▸ **Task brief**
Set down exactly the lines from the one containing "What's the underlying" through the last line of the records below, both included, and nothing else.

======== Records for processing ========

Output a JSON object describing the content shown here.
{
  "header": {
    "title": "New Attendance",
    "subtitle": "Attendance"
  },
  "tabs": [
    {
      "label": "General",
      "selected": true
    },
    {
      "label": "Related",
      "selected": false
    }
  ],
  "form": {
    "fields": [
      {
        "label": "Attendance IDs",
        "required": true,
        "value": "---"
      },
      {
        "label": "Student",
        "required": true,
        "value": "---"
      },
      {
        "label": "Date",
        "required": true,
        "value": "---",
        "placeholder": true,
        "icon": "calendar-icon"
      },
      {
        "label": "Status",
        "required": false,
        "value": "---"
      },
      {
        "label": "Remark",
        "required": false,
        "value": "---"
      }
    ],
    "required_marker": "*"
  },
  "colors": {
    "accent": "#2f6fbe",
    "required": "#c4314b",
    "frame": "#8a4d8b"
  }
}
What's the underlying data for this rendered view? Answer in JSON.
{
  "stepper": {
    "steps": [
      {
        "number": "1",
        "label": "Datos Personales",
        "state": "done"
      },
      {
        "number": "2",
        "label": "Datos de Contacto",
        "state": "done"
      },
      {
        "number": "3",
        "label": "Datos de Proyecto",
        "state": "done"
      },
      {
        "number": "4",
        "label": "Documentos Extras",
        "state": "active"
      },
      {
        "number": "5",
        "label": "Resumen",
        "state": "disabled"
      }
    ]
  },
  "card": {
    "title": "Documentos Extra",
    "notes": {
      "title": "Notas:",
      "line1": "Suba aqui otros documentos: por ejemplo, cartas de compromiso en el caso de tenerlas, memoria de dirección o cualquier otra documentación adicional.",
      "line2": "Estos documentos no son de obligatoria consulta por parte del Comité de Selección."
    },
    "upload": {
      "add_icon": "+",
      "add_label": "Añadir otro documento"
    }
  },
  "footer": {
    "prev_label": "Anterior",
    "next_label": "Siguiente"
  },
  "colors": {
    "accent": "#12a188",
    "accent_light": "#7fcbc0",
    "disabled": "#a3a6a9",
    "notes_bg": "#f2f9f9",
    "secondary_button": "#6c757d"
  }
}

========

▸ **Answer for the task**
What's the underlying data for this rendered view? Answer in JSON.
{
  "stepper": {
    "steps": [
      {
        "number": "1",
        "label": "Datos Personales",
        "state": "done"
      },
      {
        "number": "2",
        "label": "Datos de Contacto",
        "state": "done"
      },
      {
        "number": "3",
        "label": "Datos de Proyecto",
        "state": "done"
      },
      {
        "number": "4",
        "label": "Documentos Extras",
        "state": "active"
      },
      {
        "number": "5",
        "label": "Resumen",
        "state": "disabled"
      }
    ]
  },
  "card": {
    "title": "Documentos Extra",
    "notes": {
      "title": "Notas:",
      "line1": "Suba aqui otros documentos: por ejemplo, cartas de compromiso en el caso de tenerlas, memoria de dirección o cualquier otra documentación adicional.",
      "line2": "Estos documentos no son de obligatoria consulta por parte del Comité de Selección."
    },
    "upload": {
      "add_icon": "+",
      "add_label": "Añadir otro documento"
    }
  },
  "footer": {
    "prev_label": "Anterior",
    "next_label": "Siguiente"
  },
  "colors": {
    "accent": "#12a188",
    "accent_light": "#7fcbc0",
    "disabled": "#a3a6a9",
    "notes_bg": "#f2f9f9",
    "secondary_button": "#6c757d"
  }
}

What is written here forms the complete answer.